##### Record excerpts #####

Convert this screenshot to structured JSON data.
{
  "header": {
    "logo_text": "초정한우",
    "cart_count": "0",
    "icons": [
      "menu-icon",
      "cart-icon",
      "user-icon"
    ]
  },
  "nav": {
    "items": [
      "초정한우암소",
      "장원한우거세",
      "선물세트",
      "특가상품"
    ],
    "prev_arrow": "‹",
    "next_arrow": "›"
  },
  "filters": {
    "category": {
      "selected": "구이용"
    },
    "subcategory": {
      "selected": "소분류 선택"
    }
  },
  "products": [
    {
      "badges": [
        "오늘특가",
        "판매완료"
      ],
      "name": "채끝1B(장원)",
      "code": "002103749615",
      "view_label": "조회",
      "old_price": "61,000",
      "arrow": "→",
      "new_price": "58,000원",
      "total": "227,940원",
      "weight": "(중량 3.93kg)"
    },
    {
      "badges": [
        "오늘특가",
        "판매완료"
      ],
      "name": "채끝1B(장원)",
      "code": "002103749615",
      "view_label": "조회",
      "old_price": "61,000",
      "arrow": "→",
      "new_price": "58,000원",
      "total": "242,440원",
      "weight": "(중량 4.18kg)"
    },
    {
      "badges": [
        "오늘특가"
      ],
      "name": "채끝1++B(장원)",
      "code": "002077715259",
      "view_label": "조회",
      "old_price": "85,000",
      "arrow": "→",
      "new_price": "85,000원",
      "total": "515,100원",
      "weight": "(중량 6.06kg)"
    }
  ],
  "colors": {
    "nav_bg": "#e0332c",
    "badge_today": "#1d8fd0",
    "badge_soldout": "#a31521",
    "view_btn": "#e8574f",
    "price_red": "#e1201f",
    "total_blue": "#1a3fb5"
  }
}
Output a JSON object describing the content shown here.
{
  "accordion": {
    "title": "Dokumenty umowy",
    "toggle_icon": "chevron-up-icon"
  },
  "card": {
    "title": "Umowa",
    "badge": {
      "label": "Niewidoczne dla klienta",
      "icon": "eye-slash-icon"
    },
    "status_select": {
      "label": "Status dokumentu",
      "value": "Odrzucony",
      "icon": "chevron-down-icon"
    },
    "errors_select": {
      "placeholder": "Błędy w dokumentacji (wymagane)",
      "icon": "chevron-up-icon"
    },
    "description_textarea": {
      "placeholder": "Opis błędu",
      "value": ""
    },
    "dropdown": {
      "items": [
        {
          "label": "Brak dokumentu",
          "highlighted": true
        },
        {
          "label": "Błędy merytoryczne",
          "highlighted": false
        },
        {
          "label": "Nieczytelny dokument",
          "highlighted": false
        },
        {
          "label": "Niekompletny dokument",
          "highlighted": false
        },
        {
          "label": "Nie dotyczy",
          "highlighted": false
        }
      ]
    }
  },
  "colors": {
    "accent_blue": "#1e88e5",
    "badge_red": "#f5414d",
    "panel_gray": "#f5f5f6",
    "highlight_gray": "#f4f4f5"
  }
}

#####

List all lines where "dokumentu" occurs.

Response for this exercise:
      "label": "Status dokumentu",
          "label": "Brak dokumentu",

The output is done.